- Dataset content -
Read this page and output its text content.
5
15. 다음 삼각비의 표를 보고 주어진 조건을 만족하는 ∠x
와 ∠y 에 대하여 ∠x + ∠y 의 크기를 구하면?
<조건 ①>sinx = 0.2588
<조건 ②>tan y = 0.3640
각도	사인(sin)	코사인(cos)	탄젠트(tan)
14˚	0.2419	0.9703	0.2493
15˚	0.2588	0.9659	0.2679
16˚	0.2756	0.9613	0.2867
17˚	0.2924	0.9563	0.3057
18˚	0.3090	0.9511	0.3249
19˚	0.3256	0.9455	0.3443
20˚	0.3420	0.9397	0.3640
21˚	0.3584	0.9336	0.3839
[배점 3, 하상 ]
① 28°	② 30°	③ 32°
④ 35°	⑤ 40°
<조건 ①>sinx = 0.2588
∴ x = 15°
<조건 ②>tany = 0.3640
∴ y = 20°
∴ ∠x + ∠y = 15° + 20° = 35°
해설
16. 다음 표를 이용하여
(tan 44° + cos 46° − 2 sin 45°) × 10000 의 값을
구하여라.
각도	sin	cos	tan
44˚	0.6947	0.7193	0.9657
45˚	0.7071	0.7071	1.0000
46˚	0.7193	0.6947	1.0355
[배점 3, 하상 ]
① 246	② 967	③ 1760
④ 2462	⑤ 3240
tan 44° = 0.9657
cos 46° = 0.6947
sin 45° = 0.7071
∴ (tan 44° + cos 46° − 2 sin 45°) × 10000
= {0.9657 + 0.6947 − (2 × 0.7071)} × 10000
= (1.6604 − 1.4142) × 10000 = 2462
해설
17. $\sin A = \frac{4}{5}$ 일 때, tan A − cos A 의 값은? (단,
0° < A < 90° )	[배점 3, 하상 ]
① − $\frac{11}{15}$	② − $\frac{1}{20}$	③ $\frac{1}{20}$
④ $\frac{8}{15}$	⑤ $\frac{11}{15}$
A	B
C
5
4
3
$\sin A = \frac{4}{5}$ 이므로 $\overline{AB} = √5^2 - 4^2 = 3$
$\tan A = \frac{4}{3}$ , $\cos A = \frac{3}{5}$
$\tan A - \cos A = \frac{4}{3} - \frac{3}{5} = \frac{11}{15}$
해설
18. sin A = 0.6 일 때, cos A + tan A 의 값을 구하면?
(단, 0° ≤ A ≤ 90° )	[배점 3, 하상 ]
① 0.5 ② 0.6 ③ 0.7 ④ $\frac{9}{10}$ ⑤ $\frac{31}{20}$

- Instructions to follow -
Provide only the count of lines in the material above that hold the word "frac".

- Reply -
7